[start of DATA PROVIDED]

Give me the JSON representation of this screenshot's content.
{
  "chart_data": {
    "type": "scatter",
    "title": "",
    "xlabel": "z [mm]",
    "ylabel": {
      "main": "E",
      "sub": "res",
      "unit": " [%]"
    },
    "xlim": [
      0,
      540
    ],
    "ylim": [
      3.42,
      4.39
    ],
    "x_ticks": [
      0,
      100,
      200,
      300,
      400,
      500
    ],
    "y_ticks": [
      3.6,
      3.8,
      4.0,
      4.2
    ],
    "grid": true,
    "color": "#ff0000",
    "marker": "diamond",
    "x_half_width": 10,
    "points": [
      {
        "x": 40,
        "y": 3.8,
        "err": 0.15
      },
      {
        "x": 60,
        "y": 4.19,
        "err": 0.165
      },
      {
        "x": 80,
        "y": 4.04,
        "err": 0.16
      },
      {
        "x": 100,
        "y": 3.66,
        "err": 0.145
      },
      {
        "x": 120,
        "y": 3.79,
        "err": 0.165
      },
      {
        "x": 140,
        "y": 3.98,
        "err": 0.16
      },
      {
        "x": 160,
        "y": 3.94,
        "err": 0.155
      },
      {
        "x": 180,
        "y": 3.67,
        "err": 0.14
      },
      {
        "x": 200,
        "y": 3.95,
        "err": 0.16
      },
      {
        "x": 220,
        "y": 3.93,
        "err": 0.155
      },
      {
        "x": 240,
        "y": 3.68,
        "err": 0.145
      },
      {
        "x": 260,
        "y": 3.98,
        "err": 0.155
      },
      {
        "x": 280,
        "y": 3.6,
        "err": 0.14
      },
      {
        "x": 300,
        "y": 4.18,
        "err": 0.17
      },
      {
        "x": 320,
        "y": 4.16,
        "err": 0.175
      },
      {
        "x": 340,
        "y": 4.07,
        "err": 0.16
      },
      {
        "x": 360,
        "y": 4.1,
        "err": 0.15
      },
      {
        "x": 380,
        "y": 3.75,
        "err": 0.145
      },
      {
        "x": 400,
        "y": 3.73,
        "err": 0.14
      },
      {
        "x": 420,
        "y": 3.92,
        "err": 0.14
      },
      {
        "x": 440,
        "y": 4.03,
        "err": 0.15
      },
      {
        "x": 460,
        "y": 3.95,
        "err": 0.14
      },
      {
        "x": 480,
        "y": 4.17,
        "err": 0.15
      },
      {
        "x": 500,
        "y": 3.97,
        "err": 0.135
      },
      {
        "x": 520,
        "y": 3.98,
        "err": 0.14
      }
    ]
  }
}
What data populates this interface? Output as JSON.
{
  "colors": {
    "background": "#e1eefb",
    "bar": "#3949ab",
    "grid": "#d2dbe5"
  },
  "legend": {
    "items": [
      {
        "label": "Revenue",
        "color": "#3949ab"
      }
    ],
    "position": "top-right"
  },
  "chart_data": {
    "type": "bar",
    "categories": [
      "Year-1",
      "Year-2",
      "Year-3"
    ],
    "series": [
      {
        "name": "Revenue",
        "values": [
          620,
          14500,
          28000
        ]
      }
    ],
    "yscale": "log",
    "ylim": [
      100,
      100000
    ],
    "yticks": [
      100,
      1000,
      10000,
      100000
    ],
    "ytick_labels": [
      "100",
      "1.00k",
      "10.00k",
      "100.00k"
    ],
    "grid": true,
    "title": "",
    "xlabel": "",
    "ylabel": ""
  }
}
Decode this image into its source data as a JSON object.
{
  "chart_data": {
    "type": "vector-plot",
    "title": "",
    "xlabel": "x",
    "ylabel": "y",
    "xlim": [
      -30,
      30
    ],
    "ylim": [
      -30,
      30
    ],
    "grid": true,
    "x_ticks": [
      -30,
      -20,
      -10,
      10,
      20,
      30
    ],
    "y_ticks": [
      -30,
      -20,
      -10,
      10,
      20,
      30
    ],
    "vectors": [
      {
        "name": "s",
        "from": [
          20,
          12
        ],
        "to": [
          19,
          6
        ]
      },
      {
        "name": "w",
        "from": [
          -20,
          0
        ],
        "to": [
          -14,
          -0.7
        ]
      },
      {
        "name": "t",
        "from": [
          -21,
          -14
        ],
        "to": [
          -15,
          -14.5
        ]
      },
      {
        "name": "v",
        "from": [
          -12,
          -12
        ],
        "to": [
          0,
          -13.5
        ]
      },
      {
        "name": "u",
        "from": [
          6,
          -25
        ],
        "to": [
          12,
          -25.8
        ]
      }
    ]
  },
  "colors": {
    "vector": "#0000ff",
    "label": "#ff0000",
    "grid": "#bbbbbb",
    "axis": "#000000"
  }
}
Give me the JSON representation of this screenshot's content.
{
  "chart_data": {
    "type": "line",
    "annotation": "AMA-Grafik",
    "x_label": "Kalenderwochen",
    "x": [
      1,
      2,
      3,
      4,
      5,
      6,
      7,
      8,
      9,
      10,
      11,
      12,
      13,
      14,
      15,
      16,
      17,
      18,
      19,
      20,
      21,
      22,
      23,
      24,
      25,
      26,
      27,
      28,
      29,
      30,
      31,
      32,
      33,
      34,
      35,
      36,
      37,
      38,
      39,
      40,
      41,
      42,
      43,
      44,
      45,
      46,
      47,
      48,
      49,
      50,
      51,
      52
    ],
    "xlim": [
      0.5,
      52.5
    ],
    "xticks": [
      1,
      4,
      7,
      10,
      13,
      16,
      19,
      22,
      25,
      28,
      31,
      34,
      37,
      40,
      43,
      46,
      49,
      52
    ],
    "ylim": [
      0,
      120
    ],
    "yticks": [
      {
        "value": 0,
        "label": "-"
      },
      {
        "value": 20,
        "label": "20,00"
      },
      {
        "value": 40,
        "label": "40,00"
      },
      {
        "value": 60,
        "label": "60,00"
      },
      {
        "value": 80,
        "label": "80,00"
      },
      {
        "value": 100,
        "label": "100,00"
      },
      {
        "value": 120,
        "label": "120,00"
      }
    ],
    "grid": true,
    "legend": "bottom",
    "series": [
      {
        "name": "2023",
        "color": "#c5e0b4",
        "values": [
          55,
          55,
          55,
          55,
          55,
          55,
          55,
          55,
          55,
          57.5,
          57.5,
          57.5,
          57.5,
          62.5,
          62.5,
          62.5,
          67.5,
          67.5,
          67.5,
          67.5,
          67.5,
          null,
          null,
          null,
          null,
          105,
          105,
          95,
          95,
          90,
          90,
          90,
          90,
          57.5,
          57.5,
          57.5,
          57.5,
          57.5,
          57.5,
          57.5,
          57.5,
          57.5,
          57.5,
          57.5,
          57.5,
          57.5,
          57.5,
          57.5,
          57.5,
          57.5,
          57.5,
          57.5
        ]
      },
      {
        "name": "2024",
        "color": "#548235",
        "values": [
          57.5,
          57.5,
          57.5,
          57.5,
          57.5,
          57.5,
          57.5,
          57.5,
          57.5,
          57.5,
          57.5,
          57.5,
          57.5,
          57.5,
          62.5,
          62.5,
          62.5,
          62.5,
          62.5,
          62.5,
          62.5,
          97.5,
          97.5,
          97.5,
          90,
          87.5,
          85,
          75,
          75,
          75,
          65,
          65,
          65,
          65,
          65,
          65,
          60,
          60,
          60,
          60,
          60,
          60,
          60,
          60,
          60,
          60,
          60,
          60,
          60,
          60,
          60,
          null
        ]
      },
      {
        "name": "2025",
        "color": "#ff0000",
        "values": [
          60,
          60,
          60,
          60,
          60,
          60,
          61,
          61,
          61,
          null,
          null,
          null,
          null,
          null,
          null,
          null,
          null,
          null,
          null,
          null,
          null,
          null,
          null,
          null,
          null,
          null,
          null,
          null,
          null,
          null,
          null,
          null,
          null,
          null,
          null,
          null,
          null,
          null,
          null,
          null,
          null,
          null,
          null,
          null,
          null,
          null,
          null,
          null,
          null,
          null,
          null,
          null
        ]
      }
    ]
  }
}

[end of DATA PROVIDED]

▶ **WHAT IS ASKED**
Repeat all of the records above exactly as they appear.

▶ **SOLUTION**
Give me the JSON representation of this screenshot's content.
{
  "chart_data": {
    "type": "scatter",
    "title": "",
    "xlabel": "z [mm]",
    "ylabel": {
      "main": "E",
      "sub": "res",
      "unit": " [%]"
    },
    "xlim": [
      0,
      540
    ],
    "ylim": [
      3.42,
      4.39
    ],
    "x_ticks": [
      0,
      100,
      200,
      300,
      400,
      500
    ],
    "y_ticks": [
      3.6,
      3.8,
      4.0,
      4.2
    ],
    "grid": true,
    "color": "#ff0000",
    "marker": "diamond",
    "x_half_width": 10,
    "points": [
      {
        "x": 40,
        "y": 3.8,
        "err": 0.15
      },
      {
        "x": 60,
        "y": 4.19,
        "err": 0.165
      },
      {
        "x": 80,
        "y": 4.04,
        "err": 0.16
      },
      {
        "x": 100,
        "y": 3.66,
        "err": 0.145
      },
      {
        "x": 120,
        "y": 3.79,
        "err": 0.165
      },
      {
        "x": 140,
        "y": 3.98,
        "err": 0.16
      },
      {
        "x": 160,
        "y": 3.94,
        "err": 0.155
      },
      {
        "x": 180,
        "y": 3.67,
        "err": 0.14
      },
      {
        "x": 200,
        "y": 3.95,
        "err": 0.16
      },
      {
        "x": 220,
        "y": 3.93,
        "err": 0.155
      },
      {
        "x": 240,
        "y": 3.68,
        "err": 0.145
      },
      {
        "x": 260,
        "y": 3.98,
        "err": 0.155
      },
      {
        "x": 280,
        "y": 3.6,
        "err": 0.14
      },
      {
        "x": 300,
        "y": 4.18,
        "err": 0.17
      },
      {
        "x": 320,
        "y": 4.16,
        "err": 0.175
      },
      {
        "x": 340,
        "y": 4.07,
        "err": 0.16
      },
      {
        "x": 360,
        "y": 4.1,
        "err": 0.15
      },
      {
        "x": 380,
        "y": 3.75,
        "err": 0.145
      },
      {
        "x": 400,
        "y": 3.73,
        "err": 0.14
      },
      {
        "x": 420,
        "y": 3.92,
        "err": 0.14
      },
      {
        "x": 440,
        "y": 4.03,
        "err": 0.15
      },
      {
        "x": 460,
        "y": 3.95,
        "err": 0.14
      },
      {
        "x": 480,
        "y": 4.17,
        "err": 0.15
      },
      {
        "x": 500,
        "y": 3.97,
        "err": 0.135
      },
      {
        "x": 520,
        "y": 3.98,
        "err": 0.14
      }
    ]
  }
}
What data populates this interface? Output as JSON.
{
  "colors": {
    "background": "#e1eefb",
    "bar": "#3949ab",
    "grid": "#d2dbe5"
  },
  "legend": {
    "items": [
      {
        "label": "Revenue",
        "color": "#3949ab"
      }
    ],
    "position": "top-right"
  },
  "chart_data": {
    "type": "bar",
    "categories": [
      "Year-1",
      "Year-2",
      "Year-3"
    ],
    "series": [
      {
        "name": "Revenue",
        "values": [
          620,
          14500,
          28000
        ]
      }
    ],
    "yscale": "log",
    "ylim": [
      100,
      100000
    ],
    "yticks": [
      100,
      1000,
      10000,
      100000
    ],
    "ytick_labels": [
      "100",
      "1.00k",
      "10.00k",
      "100.00k"
    ],
    "grid": true,
    "title": "",
    "xlabel": "",
    "ylabel": ""
  }
}
Decode this image into its source data as a JSON object.
{
  "chart_data": {
    "type": "vector-plot",
    "title": "",
    "xlabel": "x",
    "ylabel": "y",
    "xlim": [
      -30,
      30
    ],
    "ylim": [
      -30,
      30
    ],
    "grid": true,
    "x_ticks": [
      -30,
      -20,
      -10,
      10,
      20,
      30
    ],
    "y_ticks": [
      -30,
      -20,
      -10,
      10,
      20,
      30
    ],
    "vectors": [
      {
        "name": "s",
        "from": [
          20,
          12
        ],
        "to": [
          19,
          6
        ]
      },
      {
        "name": "w",
        "from": [
          -20,
          0
        ],
        "to": [
          -14,
          -0.7
        ]
      },
      {
        "name": "t",
        "from": [
          -21,
          -14
        ],
        "to": [
          -15,
          -14.5
        ]
      },
      {
        "name": "v",
        "from": [
          -12,
          -12
        ],
        "to": [
          0,
          -13.5
        ]
      },
      {
        "name": "u",
        "from": [
          6,
          -25
        ],
        "to": [
          12,
          -25.8
        ]
      }
    ]
  },
  "colors": {
    "vector": "#0000ff",
    "label": "#ff0000",
    "grid": "#bbbbbb",
    "axis": "#000000"
  }
}
Give me the JSON representation of this screenshot's content.
{
  "chart_data": {
    "type": "line",
    "annotation": "AMA-Grafik",
    "x_label": "Kalenderwochen",
    "x": [
      1,
      2,
      3,
      4,
      5,
      6,
      7,
      8,
      9,
      10,
      11,
      12,
      13,
      14,
      15,
      16,
      17,
      18,
      19,
      20,
      21,
      22,
      23,
      24,
      25,
      26,
      27,
      28,
      29,
      30,
      31,
      32,
      33,
      34,
      35,
      36,
      37,
      38,
      39,
      40,
      41,
      42,
      43,
      44,
      45,
      46,
      47,
      48,
      49,
      50,
      51,
      52
    ],
    "xlim": [
      0.5,
      52.5
    ],
    "xticks": [
      1,
      4,
      7,
      10,
      13,
      16,
      19,
      22,
      25,
      28,
      31,
      34,
      37,
      40,
      43,
      46,
      49,
      52
    ],
    "ylim": [
      0,
      120
    ],
    "yticks": [
      {
        "value": 0,
        "label": "-"
      },
      {
        "value": 20,
        "label": "20,00"
      },
      {
        "value": 40,
        "label": "40,00"
      },
      {
        "value": 60,
        "label": "60,00"
      },
      {
        "value": 80,
        "label": "80,00"
      },
      {
        "value": 100,
        "label": "100,00"
      },
      {
        "value": 120,
        "label": "120,00"
      }
    ],
    "grid": true,
    "legend": "bottom",
    "series": [
      {
        "name": "2023",
        "color": "#c5e0b4",
        "values": [
          55,
          55,
          55,
          55,
          55,
          55,
          55,
          55,
          55,
          57.5,
          57.5,
          57.5,
          57.5,
          62.5,
          62.5,
          62.5,
          67.5,
          67.5,
          67.5,
          67.5,
          67.5,
          null,
          null,
          null,
          null,
          105,
          105,
          95,
          95,
          90,
          90,
          90,
          90,
          57.5,
          57.5,
          57.5,
          57.5,
          57.5,
          57.5,
          57.5,
          57.5,
          57.5,
          57.5,
          57.5,
          57.5,
          57.5,
          57.5,
          57.5,
          57.5,
          57.5,
          57.5,
          57.5
        ]
      },
      {
        "name": "2024",
        "color": "#548235",
        "values": [
          57.5,
          57.5,
          57.5,
          57.5,
          57.5,
          57.5,
          57.5,
          57.5,
          57.5,
          57.5,
          57.5,
          57.5,
          57.5,
          57.5,
          62.5,
          62.5,
          62.5,
          62.5,
          62.5,
          62.5,
          62.5,
          97.5,
          97.5,
          97.5,
          90,
          87.5,
          85,
          75,
          75,
          75,
          65,
          65,
          65,
          65,
          65,
          65,
          60,
          60,
          60,
          60,
          60,
          60,
          60,
          60,
          60,
          60,
          60,
          60,
          60,
          60,
          60,
          null
        ]
      },
      {
        "name": "2025",
        "color": "#ff0000",
        "values": [
          60,
          60,
          60,
          60,
          60,
          60,
          61,
          61,
          61,
          null,
          null,
          null,
          null,
          null,
          null,
          null,
          null,
          null,
          null,
          null,
          null,
          null,
          null,
          null,
          null,
          null,
          null,
          null,
          null,
          null,
          null,
          null,
          null,
          null,
          null,
          null,
          null,
          null,
          null,
          null,
          null,
          null,
          null,
          null,
          null,
          null,
          null,
          null,
          null,
          null,
          null,
          null
        ]
      }
    ]
  }
}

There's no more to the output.